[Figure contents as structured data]
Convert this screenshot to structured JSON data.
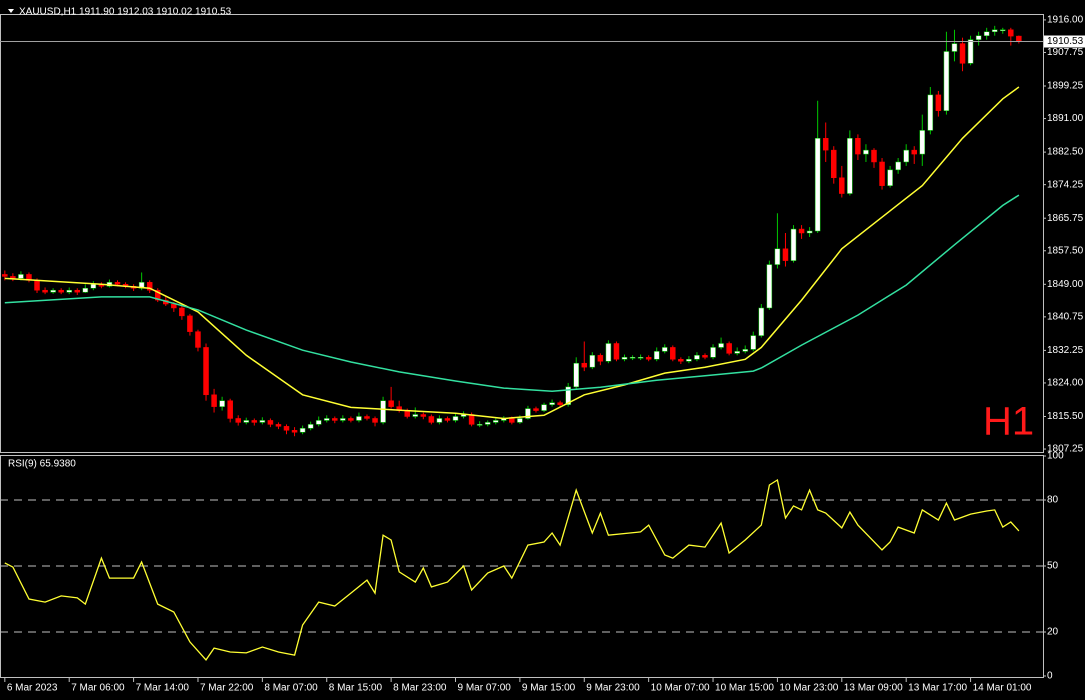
{
  "chart_data": [
    {
      "type": "candlestick",
      "title": "XAUUSD,H1  1911.90 1912.03 1910.02 1910.53",
      "watermark": "H1",
      "up_color": "#ffffff",
      "up_wick_color": "#00c800",
      "down_color": "#ff0000",
      "price_line_color": "#a0a0a0",
      "xlim": [
        -0.6,
        129
      ],
      "ylim": [
        1806.5,
        1917.5
      ],
      "yticks": [
        {
          "value": 1916,
          "label": "1916.00"
        },
        {
          "value": 1907.75,
          "label": "1907.75"
        },
        {
          "value": 1899.25,
          "label": "1899.25"
        },
        {
          "value": 1891,
          "label": "1891.00"
        },
        {
          "value": 1882.5,
          "label": "1882.50"
        },
        {
          "value": 1874.25,
          "label": "1874.25"
        },
        {
          "value": 1865.75,
          "label": "1865.75"
        },
        {
          "value": 1857.5,
          "label": "1857.50"
        },
        {
          "value": 1849,
          "label": "1849.00"
        },
        {
          "value": 1840.75,
          "label": "1840.75"
        },
        {
          "value": 1832.25,
          "label": "1832.25"
        },
        {
          "value": 1824,
          "label": "1824.00"
        },
        {
          "value": 1815.5,
          "label": "1815.50"
        },
        {
          "value": 1807.25,
          "label": "1807.25"
        }
      ],
      "xticks": [
        {
          "value": 0,
          "label": "6 Mar 2023"
        },
        {
          "value": 8,
          "label": "7 Mar 06:00"
        },
        {
          "value": 16,
          "label": "7 Mar 14:00"
        },
        {
          "value": 24,
          "label": "7 Mar 22:00"
        },
        {
          "value": 32,
          "label": "8 Mar 07:00"
        },
        {
          "value": 40,
          "label": "8 Mar 15:00"
        },
        {
          "value": 48,
          "label": "8 Mar 23:00"
        },
        {
          "value": 56,
          "label": "9 Mar 07:00"
        },
        {
          "value": 64,
          "label": "9 Mar 15:00"
        },
        {
          "value": 72,
          "label": "9 Mar 23:00"
        },
        {
          "value": 80,
          "label": "10 Mar 07:00"
        },
        {
          "value": 88,
          "label": "10 Mar 15:00"
        },
        {
          "value": 96,
          "label": "10 Mar 23:00"
        },
        {
          "value": 104,
          "label": "13 Mar 09:00"
        },
        {
          "value": 112,
          "label": "13 Mar 17:00"
        },
        {
          "value": 120,
          "label": "14 Mar 01:00"
        }
      ],
      "candles": [
        [
          1851.5,
          1852.5,
          1850,
          1851
        ],
        [
          1851,
          1851.8,
          1849.8,
          1850.5
        ],
        [
          1850.5,
          1852.3,
          1850,
          1851.5
        ],
        [
          1851.5,
          1852,
          1849.5,
          1850
        ],
        [
          1850,
          1850.5,
          1846.8,
          1847.5
        ],
        [
          1847.5,
          1848.2,
          1846.5,
          1847
        ],
        [
          1847,
          1848,
          1846.6,
          1847.5
        ],
        [
          1847.5,
          1848,
          1846.5,
          1847
        ],
        [
          1847,
          1848.2,
          1846.5,
          1847.5
        ],
        [
          1847.5,
          1848,
          1846.3,
          1847
        ],
        [
          1847,
          1849,
          1846.8,
          1848
        ],
        [
          1848,
          1849.8,
          1847.5,
          1849
        ],
        [
          1849,
          1849.5,
          1848,
          1848.5
        ],
        [
          1848.5,
          1850.2,
          1848.2,
          1849.5
        ],
        [
          1849.5,
          1850,
          1848.5,
          1849
        ],
        [
          1849,
          1849.5,
          1848,
          1848.5
        ],
        [
          1848.5,
          1849,
          1847.3,
          1848
        ],
        [
          1848,
          1852,
          1847.5,
          1849.5
        ],
        [
          1849.5,
          1850,
          1846.8,
          1847.5
        ],
        [
          1847.5,
          1848,
          1844.5,
          1845
        ],
        [
          1845,
          1846,
          1843.5,
          1844
        ],
        [
          1844,
          1844.5,
          1842,
          1843
        ],
        [
          1843,
          1843.5,
          1840,
          1841
        ],
        [
          1841,
          1841.5,
          1836,
          1837
        ],
        [
          1837,
          1837.5,
          1832,
          1833
        ],
        [
          1833,
          1834,
          1819.5,
          1821
        ],
        [
          1821,
          1822.5,
          1816.5,
          1818
        ],
        [
          1818,
          1820.5,
          1817,
          1819.5
        ],
        [
          1819.5,
          1820,
          1814,
          1815
        ],
        [
          1815,
          1815.8,
          1813.2,
          1814
        ],
        [
          1814,
          1815.2,
          1813.5,
          1814.5
        ],
        [
          1814.5,
          1815,
          1813.2,
          1814
        ],
        [
          1814,
          1815.3,
          1813.5,
          1814.5
        ],
        [
          1814.5,
          1815,
          1812.8,
          1813.5
        ],
        [
          1813.5,
          1814,
          1812.3,
          1813
        ],
        [
          1813,
          1813.5,
          1811,
          1812
        ],
        [
          1812,
          1812.8,
          1810.5,
          1811.5
        ],
        [
          1811.5,
          1813.2,
          1811,
          1812.5
        ],
        [
          1812.5,
          1814.2,
          1812,
          1813.5
        ],
        [
          1813.5,
          1815.5,
          1813,
          1814.5
        ],
        [
          1814.5,
          1815.8,
          1814,
          1815
        ],
        [
          1815,
          1815.5,
          1813.8,
          1814.5
        ],
        [
          1814.5,
          1815.8,
          1814,
          1815
        ],
        [
          1815,
          1815.5,
          1814,
          1814.5
        ],
        [
          1814.5,
          1816.5,
          1814,
          1815.5
        ],
        [
          1815.5,
          1816,
          1814.5,
          1815
        ],
        [
          1815,
          1815.5,
          1813,
          1814
        ],
        [
          1814,
          1820.5,
          1813.5,
          1819.5
        ],
        [
          1819.5,
          1823,
          1817.5,
          1818
        ],
        [
          1818,
          1819.5,
          1816.5,
          1817
        ],
        [
          1817,
          1817.5,
          1815,
          1815.5
        ],
        [
          1815.5,
          1817.8,
          1815,
          1816
        ],
        [
          1816,
          1816.5,
          1814.8,
          1815.5
        ],
        [
          1815.5,
          1816,
          1813.5,
          1814
        ],
        [
          1814,
          1815.8,
          1813.5,
          1815
        ],
        [
          1815,
          1815.5,
          1814,
          1814.5
        ],
        [
          1814.5,
          1816.2,
          1814,
          1815.5
        ],
        [
          1815.5,
          1816.8,
          1815,
          1816
        ],
        [
          1816,
          1816.5,
          1813,
          1813.5
        ],
        [
          1813.5,
          1814.3,
          1812.8,
          1813.5
        ],
        [
          1813.5,
          1814.5,
          1813,
          1814
        ],
        [
          1814,
          1815,
          1813.5,
          1814.5
        ],
        [
          1814.5,
          1815.6,
          1814,
          1815
        ],
        [
          1815,
          1815.5,
          1813.5,
          1814
        ],
        [
          1814,
          1815.8,
          1813.6,
          1815
        ],
        [
          1815,
          1818.2,
          1814.7,
          1817.5
        ],
        [
          1817.5,
          1818,
          1816.5,
          1817
        ],
        [
          1817,
          1819,
          1816.6,
          1818.5
        ],
        [
          1818.5,
          1819.8,
          1818,
          1819
        ],
        [
          1819,
          1819.5,
          1818,
          1818.5
        ],
        [
          1818.5,
          1824,
          1818,
          1823
        ],
        [
          1823,
          1830.5,
          1822.5,
          1829
        ],
        [
          1829,
          1834.5,
          1827,
          1828
        ],
        [
          1828,
          1831.8,
          1827.5,
          1831
        ],
        [
          1831,
          1831.5,
          1828.5,
          1829.5
        ],
        [
          1829.5,
          1834.8,
          1829,
          1834
        ],
        [
          1834,
          1834.5,
          1829.5,
          1830
        ],
        [
          1830,
          1831.2,
          1829.5,
          1830.5
        ],
        [
          1830.5,
          1831,
          1829.8,
          1830.5
        ],
        [
          1830.5,
          1831.2,
          1829.8,
          1830.5
        ],
        [
          1830.5,
          1831,
          1829.5,
          1830
        ],
        [
          1830,
          1833,
          1829.5,
          1832
        ],
        [
          1832,
          1833.8,
          1831.5,
          1833
        ],
        [
          1833,
          1833.5,
          1829.5,
          1830
        ],
        [
          1830,
          1830.5,
          1828.8,
          1829.5
        ],
        [
          1829.5,
          1830.8,
          1829,
          1830
        ],
        [
          1830,
          1831.8,
          1829.5,
          1831
        ],
        [
          1831,
          1831.5,
          1830,
          1830.5
        ],
        [
          1830.5,
          1833.8,
          1830,
          1833
        ],
        [
          1833,
          1835.5,
          1832.5,
          1834
        ],
        [
          1834,
          1834.5,
          1831,
          1831.5
        ],
        [
          1831.5,
          1833,
          1831,
          1832
        ],
        [
          1832,
          1833.5,
          1831.5,
          1832.5
        ],
        [
          1832.5,
          1837,
          1832,
          1836
        ],
        [
          1836,
          1844,
          1835.5,
          1843
        ],
        [
          1843,
          1855,
          1842.5,
          1854
        ],
        [
          1854,
          1867,
          1853,
          1858
        ],
        [
          1858,
          1862,
          1853.5,
          1855
        ],
        [
          1855,
          1864,
          1854.5,
          1863
        ],
        [
          1863,
          1864,
          1860.5,
          1862
        ],
        [
          1862,
          1863.5,
          1861,
          1862.5
        ],
        [
          1862.5,
          1895.5,
          1862,
          1886
        ],
        [
          1886,
          1890,
          1880,
          1883
        ],
        [
          1883,
          1884,
          1874.5,
          1876
        ],
        [
          1876,
          1879,
          1871,
          1872
        ],
        [
          1872,
          1888,
          1871.5,
          1886
        ],
        [
          1886,
          1887,
          1880.5,
          1882
        ],
        [
          1882,
          1884.5,
          1880,
          1883
        ],
        [
          1883,
          1883.5,
          1878.5,
          1880
        ],
        [
          1880,
          1881,
          1873,
          1874
        ],
        [
          1874,
          1879,
          1873.5,
          1878
        ],
        [
          1878,
          1881,
          1877,
          1880
        ],
        [
          1880,
          1884.5,
          1879,
          1883
        ],
        [
          1883,
          1884,
          1879.5,
          1882
        ],
        [
          1882,
          1892,
          1879,
          1888
        ],
        [
          1888,
          1899,
          1887,
          1897
        ],
        [
          1897,
          1898,
          1891.5,
          1893
        ],
        [
          1893,
          1913,
          1892,
          1908
        ],
        [
          1908,
          1913.5,
          1905.5,
          1910
        ],
        [
          1910,
          1911.5,
          1903,
          1905
        ],
        [
          1905,
          1912,
          1904.5,
          1911
        ],
        [
          1911,
          1913,
          1909.5,
          1912
        ],
        [
          1912,
          1914,
          1911,
          1913
        ],
        [
          1913,
          1914.5,
          1912,
          1913.5
        ],
        [
          1913.5,
          1914,
          1912.5,
          1913.5
        ],
        [
          1913.5,
          1914,
          1909.5,
          1911.9
        ],
        [
          1911.9,
          1912.03,
          1910.02,
          1910.53
        ]
      ],
      "series": [
        {
          "color": "#ffff33",
          "x": [
            0,
            12,
            18,
            24,
            30,
            37,
            43,
            50,
            56,
            62,
            67,
            72,
            77,
            82,
            87,
            92,
            94,
            99,
            104,
            109,
            114,
            119,
            124,
            126
          ],
          "values": [
            1850.5,
            1849,
            1848,
            1842,
            1831,
            1821,
            1817.8,
            1817,
            1816.3,
            1815,
            1815.8,
            1821,
            1823.5,
            1826.5,
            1828,
            1830,
            1833,
            1845,
            1858,
            1866,
            1874,
            1886,
            1896,
            1899
          ]
        },
        {
          "color": "#33e0a0",
          "x": [
            0,
            12,
            18,
            24,
            30,
            37,
            43,
            49,
            56,
            62,
            68,
            74,
            81,
            87,
            93,
            94,
            99,
            106,
            112,
            118,
            124,
            126
          ],
          "values": [
            1844.3,
            1845.8,
            1845.8,
            1842.5,
            1837.4,
            1832.3,
            1829.3,
            1826.8,
            1824.5,
            1822.7,
            1821.9,
            1822.9,
            1824.7,
            1825.8,
            1827,
            1827.8,
            1833.6,
            1841.2,
            1848.8,
            1859,
            1869,
            1871.6
          ]
        }
      ]
    },
    {
      "type": "line",
      "title": "RSI(9) 65.9380",
      "color": "#ffff33",
      "xlim": [
        -0.6,
        129
      ],
      "ylim": [
        0,
        100
      ],
      "yticks": [
        100,
        80,
        50,
        20,
        0
      ],
      "x": [
        0,
        1,
        3,
        5,
        7,
        9,
        10,
        12,
        13,
        16,
        17,
        19,
        21,
        23,
        25,
        26,
        28,
        30,
        32,
        34,
        36,
        37,
        39,
        41,
        43,
        45,
        46,
        47,
        48,
        49,
        51,
        52,
        53,
        55,
        57,
        58,
        60,
        62,
        63,
        65,
        67,
        68,
        69,
        71,
        73,
        74,
        75,
        79,
        80,
        82,
        83,
        85,
        87,
        89,
        90,
        92,
        94,
        95,
        96,
        97,
        98,
        99,
        100,
        101,
        102,
        104,
        105,
        106,
        109,
        110,
        111,
        113,
        114,
        116,
        117,
        118,
        120,
        122,
        123,
        124,
        125,
        126
      ],
      "values": [
        51.4,
        49.5,
        35,
        33.6,
        36.4,
        35.5,
        32.7,
        53.6,
        44.5,
        44.5,
        51.8,
        32.7,
        29.1,
        15.5,
        7.3,
        12.7,
        10.9,
        10.5,
        13.2,
        10.9,
        9.5,
        23.2,
        33.6,
        31.8,
        37.7,
        43.6,
        37.7,
        64,
        61.8,
        47.3,
        42.7,
        49.1,
        40.5,
        42.7,
        50,
        39.1,
        46.8,
        50,
        44.5,
        59.5,
        60.9,
        65,
        59.5,
        84.5,
        65,
        74,
        64,
        65.5,
        68.6,
        55,
        53.6,
        59.5,
        58.6,
        69.5,
        55.9,
        61.8,
        68.6,
        86.8,
        89.1,
        71.8,
        77.3,
        75.5,
        84.5,
        75.5,
        74.1,
        67.3,
        74.5,
        68.6,
        57.3,
        60.9,
        67.7,
        65,
        75.5,
        70.9,
        78.6,
        70.9,
        73.6,
        75,
        75.5,
        67.7,
        70,
        65.938
      ]
    }
  ]
}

* Exercise details
State the number of lines in the records that include "title", and write nothing else.

* Response to the task
2